== RAW DATA

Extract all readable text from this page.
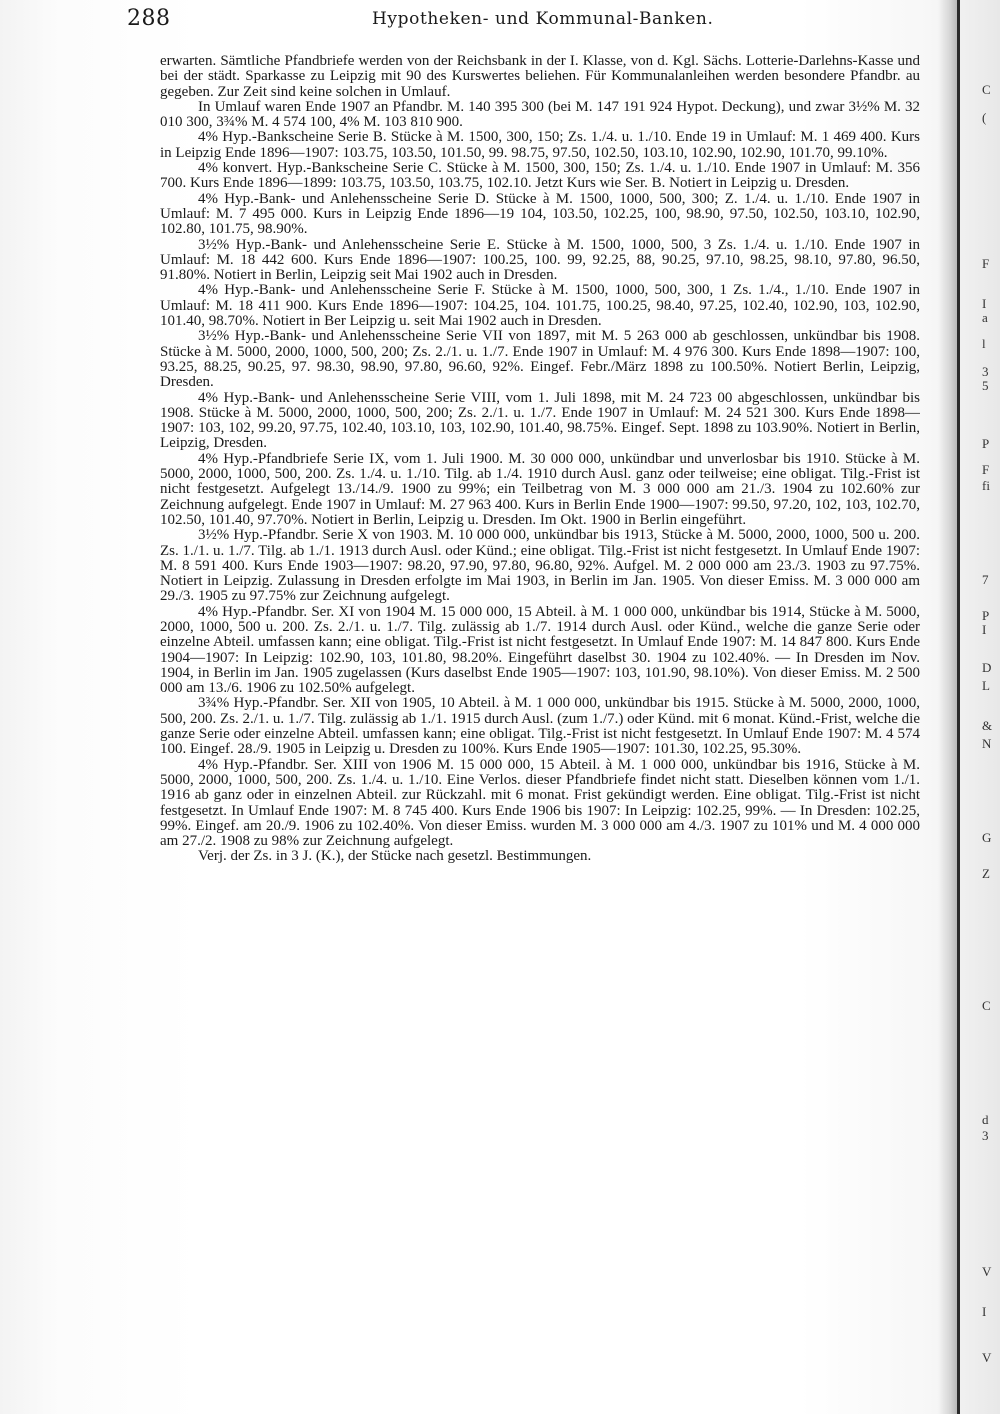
288	Hypotheken- und Kommunal-Banken.

erwarten. Sämtliche Pfandbriefe werden von der Reichsbank in der I. Klasse, von d. Kgl. Sächs. Lotterie-Darlehns-Kasse und bei der städt. Sparkasse zu Leipzig mit 90 des Kurswertes beliehen. Für Kommunalanleihen werden besondere Pfandbr. au gegeben. Zur Zeit sind keine solchen in Umlauf.

In Umlauf waren Ende 1907 an Pfandbr. M. 140 395 300 (bei M. 147 191 924 Hypot. Deckung), und zwar 3½% M. 32 010 300, 3¾% M. 4 574 100, 4% M. 103 810 900.

4% Hyp.-Bankscheine Serie B. Stücke à M. 1500, 300, 150; Zs. 1./4. u. 1./10. Ende 19 in Umlauf: M. 1 469 400. Kurs in Leipzig Ende 1896—1907: 103.75, 103.50, 101.50, 99. 98.75, 97.50, 102.50, 103.10, 102.90, 102.90, 101.70, 99.10%.

4% konvert. Hyp.-Bankscheine Serie C. Stücke à M. 1500, 300, 150; Zs. 1./4. u. 1./10. Ende 1907 in Umlauf: M. 356 700. Kurs Ende 1896—1899: 103.75, 103.50, 103.75, 102.10. Jetzt Kurs wie Ser. B. Notiert in Leipzig u. Dresden.

4% Hyp.-Bank- und Anlehensscheine Serie D. Stücke à M. 1500, 1000, 500, 300; Z. 1./4. u. 1./10. Ende 1907 in Umlauf: M. 7 495 000. Kurs in Leipzig Ende 1896—19 104, 103.50, 102.25, 100, 98.90, 97.50, 102.50, 103.10, 102.90, 102.80, 101.75, 98.90%.

3½% Hyp.-Bank- und Anlehensscheine Serie E. Stücke à M. 1500, 1000, 500, 3 Zs. 1./4. u. 1./10. Ende 1907 in Umlauf: M. 18 442 600. Kurs Ende 1896—1907: 100.25, 100. 99, 92.25, 88, 90.25, 97.10, 98.25, 98.10, 97.80, 96.50, 91.80%. Notiert in Berlin, Leipzig seit Mai 1902 auch in Dresden.

4% Hyp.-Bank- und Anlehensscheine Serie F. Stücke à M. 1500, 1000, 500, 300, 1 Zs. 1./4., 1./10. Ende 1907 in Umlauf: M. 18 411 900. Kurs Ende 1896—1907: 104.25, 104. 101.75, 100.25, 98.40, 97.25, 102.40, 102.90, 103, 102.90, 101.40, 98.70%. Notiert in Ber Leipzig u. seit Mai 1902 auch in Dresden.

3½% Hyp.-Bank- und Anlehensscheine Serie VII von 1897, mit M. 5 263 000 ab geschlossen, unkündbar bis 1908. Stücke à M. 5000, 2000, 1000, 500, 200; Zs. 2./1. u. 1./7. Ende 1907 in Umlauf: M. 4 976 300. Kurs Ende 1898—1907: 100, 93.25, 88.25, 90.25, 97. 98.30, 98.90, 97.80, 96.60, 92%. Eingef. Febr./März 1898 zu 100.50%. Notiert Berlin, Leipzig, Dresden.

4% Hyp.-Bank- und Anlehensscheine Serie VIII, vom 1. Juli 1898, mit M. 24 723 00 abgeschlossen, unkündbar bis 1908. Stücke à M. 5000, 2000, 1000, 500, 200; Zs. 2./1. u. 1./7. Ende 1907 in Umlauf: M. 24 521 300. Kurs Ende 1898—1907: 103, 102, 99.20, 97.75, 102.40, 103.10, 103, 102.90, 101.40, 98.75%. Eingef. Sept. 1898 zu 103.90%. Notiert in Berlin, Leipzig, Dresden.

4% Hyp.-Pfandbriefe Serie IX, vom 1. Juli 1900. M. 30 000 000, unkündbar und unverlosbar bis 1910. Stücke à M. 5000, 2000, 1000, 500, 200. Zs. 1./4. u. 1./10. Tilg. ab 1./4. 1910 durch Ausl. ganz oder teilweise; eine obligat. Tilg.-Frist ist nicht festgesetzt. Aufgelegt 13./14./9. 1900 zu 99%; ein Teilbetrag von M. 3 000 000 am 21./3. 1904 zu 102.60% zur Zeichnung aufgelegt. Ende 1907 in Umlauf: M. 27 963 400. Kurs in Berlin Ende 1900—1907: 99.50, 97.20, 102, 103, 102.70, 102.50, 101.40, 97.70%. Notiert in Berlin, Leipzig u. Dresden. Im Okt. 1900 in Berlin eingeführt.

3½% Hyp.-Pfandbr. Serie X von 1903. M. 10 000 000, unkündbar bis 1913, Stücke à M. 5000, 2000, 1000, 500 u. 200. Zs. 1./1. u. 1./7. Tilg. ab 1./1. 1913 durch Ausl. oder Künd.; eine obligat. Tilg.-Frist ist nicht festgesetzt. In Umlauf Ende 1907: M. 8 591 400. Kurs Ende 1903—1907: 98.20, 97.90, 97.80, 96.80, 92%. Aufgel. M. 2 000 000 am 23./3. 1903 zu 97.75%. Notiert in Leipzig. Zulassung in Dresden erfolgte im Mai 1903, in Berlin im Jan. 1905. Von dieser Emiss. M. 3 000 000 am 29./3. 1905 zu 97.75% zur Zeichnung aufgelegt.

4% Hyp.-Pfandbr. Ser. XI von 1904 M. 15 000 000, 15 Abteil. à M. 1 000 000, unkündbar bis 1914, Stücke à M. 5000, 2000, 1000, 500 u. 200. Zs. 2./1. u. 1./7. Tilg. zulässig ab 1./7. 1914 durch Ausl. oder Künd., welche die ganze Serie oder einzelne Abteil. umfassen kann; eine obligat. Tilg.-Frist ist nicht festgesetzt. In Umlauf Ende 1907: M. 14 847 800. Kurs Ende 1904—1907: In Leipzig: 102.90, 103, 101.80, 98.20%. Eingeführt daselbst 30. 1904 zu 102.40%. — In Dresden im Nov. 1904, in Berlin im Jan. 1905 zugelassen (Kurs daselbst Ende 1905—1907: 103, 101.90, 98.10%). Von dieser Emiss. M. 2 500 000 am 13./6. 1906 zu 102.50% aufgelegt.

3¾% Hyp.-Pfandbr. Ser. XII von 1905, 10 Abteil. à M. 1 000 000, unkündbar bis 1915. Stücke à M. 5000, 2000, 1000, 500, 200. Zs. 2./1. u. 1./7. Tilg. zulässig ab 1./1. 1915 durch Ausl. (zum 1./7.) oder Künd. mit 6 monat. Künd.-Frist, welche die ganze Serie oder einzelne Abteil. umfassen kann; eine obligat. Tilg.-Frist ist nicht festgesetzt. In Umlauf Ende 1907: M. 4 574 100. Eingef. 28./9. 1905 in Leipzig u. Dresden zu 100%. Kurs Ende 1905—1907: 101.30, 102.25, 95.30%.

4% Hyp.-Pfandbr. Ser. XIII von 1906 M. 15 000 000, 15 Abteil. à M. 1 000 000, unkündbar bis 1916, Stücke à M. 5000, 2000, 1000, 500, 200. Zs. 1./4. u. 1./10. Eine Verlos. dieser Pfandbriefe findet nicht statt. Dieselben können vom 1./1. 1916 ab ganz oder in einzelnen Abteil. zur Rückzahl. mit 6 monat. Frist gekündigt werden. Eine obligat. Tilg.-Frist ist nicht festgesetzt. In Umlauf Ende 1907: M. 8 745 400. Kurs Ende 1906 bis 1907: In Leipzig: 102.25, 99%. — In Dresden: 102.25, 99%. Eingef. am 20./9. 1906 zu 102.40%. Von dieser Emiss. wurden M. 3 000 000 am 4./3. 1907 zu 101% und M. 4 000 000 am 27./2. 1908 zu 98% zur Zeichnung aufgelegt.

Verj. der Zs. in 3 J. (K.), der Stücke nach gesetzl. Bestimmungen.

C
(
F
I
a
l
3
5
P
F
fi
7
P
I
D
L
&
N
G
Z
C
d
3
V
I
V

====

*SHORT EXERCISE*
Identify the lines above with the word "umfassen". Copy them.

*CORRECT ANSWER*
4% Hyp.-Pfandbr. Ser. XI von 1904 M. 15 000 000, 15 Abteil. à M. 1 000 000, unkündbar bis 1914, Stücke à M. 5000, 2000, 1000, 500 u. 200. Zs. 2./1. u. 1./7. Tilg. zulässig ab 1./7. 1914 durch Ausl. oder Künd., welche die ganze Serie oder einzelne Abteil. umfassen kann; eine obligat. Tilg.-Frist ist nicht festgesetzt. In Umlauf Ende 1907: M. 14 847 800. Kurs Ende 1904—1907: In Leipzig: 102.90, 103, 101.80, 98.20%. Eingeführt daselbst 30. 1904 zu 102.40%. — In Dresden im Nov. 1904, in Berlin im Jan. 1905 zugelassen (Kurs daselbst Ende 1905—1907: 103, 101.90, 98.10%). Von dieser Emiss. M. 2 500 000 am 13./6. 1906 zu 102.50% aufgelegt.
3¾% Hyp.-Pfandbr. Ser. XII von 1905, 10 Abteil. à M. 1 000 000, unkündbar bis 1915. Stücke à M. 5000, 2000, 1000, 500, 200. Zs. 2./1. u. 1./7. Tilg. zulässig ab 1./1. 1915 durch Ausl. (zum 1./7.) oder Künd. mit 6 monat. Künd.-Frist, welche die ganze Serie oder einzelne Abteil. umfassen kann; eine obligat. Tilg.-Frist ist nicht festgesetzt. In Umlauf Ende 1907: M. 4 574 100. Eingef. 28./9. 1905 in Leipzig u. Dresden zu 100%. Kurs Ende 1905—1907: 101.30, 102.25, 95.30%.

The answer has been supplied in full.